> Given data
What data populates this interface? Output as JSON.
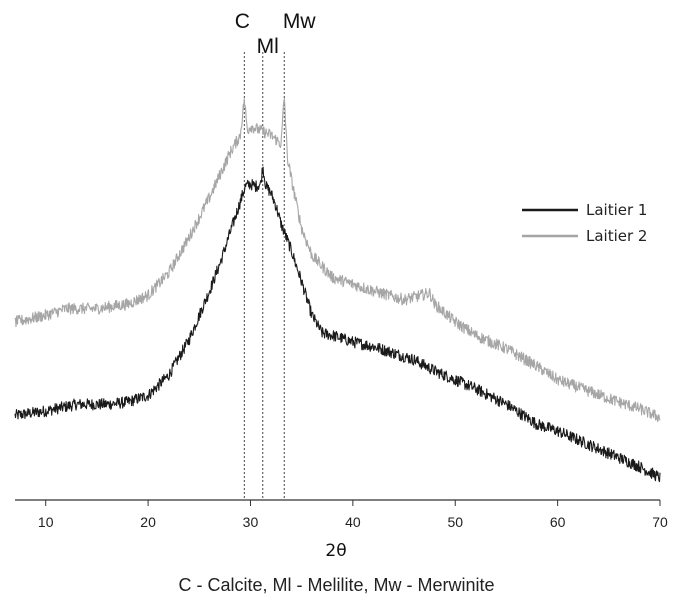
{
  "chart_data": {
    "type": "line",
    "title": "",
    "xlabel": "2θ",
    "ylabel": "",
    "xlim": [
      7,
      70
    ],
    "ylim": [
      0,
      100
    ],
    "x_ticks": [
      10,
      20,
      30,
      40,
      50,
      60,
      70
    ],
    "legend_position": "right",
    "caption": "C - Calcite, Ml - Melilite, Mw - Merwinite",
    "reference_lines": [
      {
        "label": "C",
        "x": 29.4
      },
      {
        "label": "Ml",
        "x": 31.2
      },
      {
        "label": "Mw",
        "x": 33.3
      }
    ],
    "series": [
      {
        "name": "Laitier 1",
        "color": "#1a1a1a",
        "x": [
          7,
          10,
          13,
          16,
          18,
          20,
          22,
          24,
          26,
          27,
          28,
          29,
          29.5,
          30,
          30.5,
          31,
          31.2,
          31.5,
          32,
          32.5,
          33,
          33.5,
          34,
          35,
          36,
          37,
          38,
          40,
          42,
          44,
          46,
          48,
          50,
          52,
          55,
          58,
          60,
          62,
          65,
          68,
          70
        ],
        "y": [
          19,
          20,
          21.5,
          21.5,
          22,
          23.5,
          28,
          36,
          47,
          53,
          60,
          67,
          70.5,
          71,
          70.5,
          71,
          75,
          70.5,
          69,
          66,
          62,
          59,
          56,
          49,
          41.5,
          37.5,
          37,
          35.5,
          34.5,
          33,
          31.5,
          29,
          27,
          25,
          21.5,
          17,
          15.5,
          13.5,
          10.5,
          7.5,
          5
        ]
      },
      {
        "name": "Laitier 2",
        "color": "#a6a6a6",
        "x": [
          7,
          10,
          12,
          15,
          18,
          20,
          22,
          24,
          26,
          27,
          28,
          29,
          29.4,
          29.7,
          30,
          31,
          32,
          33,
          33.3,
          33.6,
          34,
          35,
          36,
          38,
          40,
          42,
          45,
          47.5,
          48,
          50,
          52,
          55,
          58,
          60,
          63,
          66,
          68,
          70
        ],
        "y": [
          40,
          41.5,
          43,
          43,
          44,
          46,
          51,
          59,
          68,
          73,
          78,
          82,
          90,
          83,
          84,
          83,
          82,
          80,
          91,
          77,
          72,
          61,
          55,
          50,
          48.5,
          47,
          45,
          46.5,
          44,
          40,
          37,
          34,
          30,
          27,
          24.5,
          22,
          20.5,
          18.5
        ]
      }
    ]
  }
}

> To do
Leave out the pictures and output the rest of the material exactly as written.

> Correct answer
What data populates this interface? Output as JSON.
{
  "chart_data": {
    "type": "line",
    "title": "",
    "xlabel": "2θ",
    "ylabel": "",
    "xlim": [
      7,
      70
    ],
    "ylim": [
      0,
      100
    ],
    "x_ticks": [
      10,
      20,
      30,
      40,
      50,
      60,
      70
    ],
    "legend_position": "right",
    "caption": "C - Calcite, Ml - Melilite, Mw - Merwinite",
    "reference_lines": [
      {
        "label": "C",
        "x": 29.4
      },
      {
        "label": "Ml",
        "x": 31.2
      },
      {
        "label": "Mw",
        "x": 33.3
      }
    ],
    "series": [
      {
        "name": "Laitier 1",
        "color": "#1a1a1a",
        "x": [
          7,
          10,
          13,
          16,
          18,
          20,
          22,
          24,
          26,
          27,
          28,
          29,
          29.5,
          30,
          30.5,
          31,
          31.2,
          31.5,
          32,
          32.5,
          33,
          33.5,
          34,
          35,
          36,
          37,
          38,
          40,
          42,
          44,
          46,
          48,
          50,
          52,
          55,
          58,
          60,
          62,
          65,
          68,
          70
        ],
        "y": [
          19,
          20,
          21.5,
          21.5,
          22,
          23.5,
          28,
          36,
          47,
          53,
          60,
          67,
          70.5,
          71,
          70.5,
          71,
          75,
          70.5,
          69,
          66,
          62,
          59,
          56,
          49,
          41.5,
          37.5,
          37,
          35.5,
          34.5,
          33,
          31.5,
          29,
          27,
          25,
          21.5,
          17,
          15.5,
          13.5,
          10.5,
          7.5,
          5
        ]
      },
      {
        "name": "Laitier 2",
        "color": "#a6a6a6",
        "x": [
          7,
          10,
          12,
          15,
          18,
          20,
          22,
          24,
          26,
          27,
          28,
          29,
          29.4,
          29.7,
          30,
          31,
          32,
          33,
          33.3,
          33.6,
          34,
          35,
          36,
          38,
          40,
          42,
          45,
          47.5,
          48,
          50,
          52,
          55,
          58,
          60,
          63,
          66,
          68,
          70
        ],
        "y": [
          40,
          41.5,
          43,
          43,
          44,
          46,
          51,
          59,
          68,
          73,
          78,
          82,
          90,
          83,
          84,
          83,
          82,
          80,
          91,
          77,
          72,
          61,
          55,
          50,
          48.5,
          47,
          45,
          46.5,
          44,
          40,
          37,
          34,
          30,
          27,
          24.5,
          22,
          20.5,
          18.5
        ]
      }
    ]
  }
}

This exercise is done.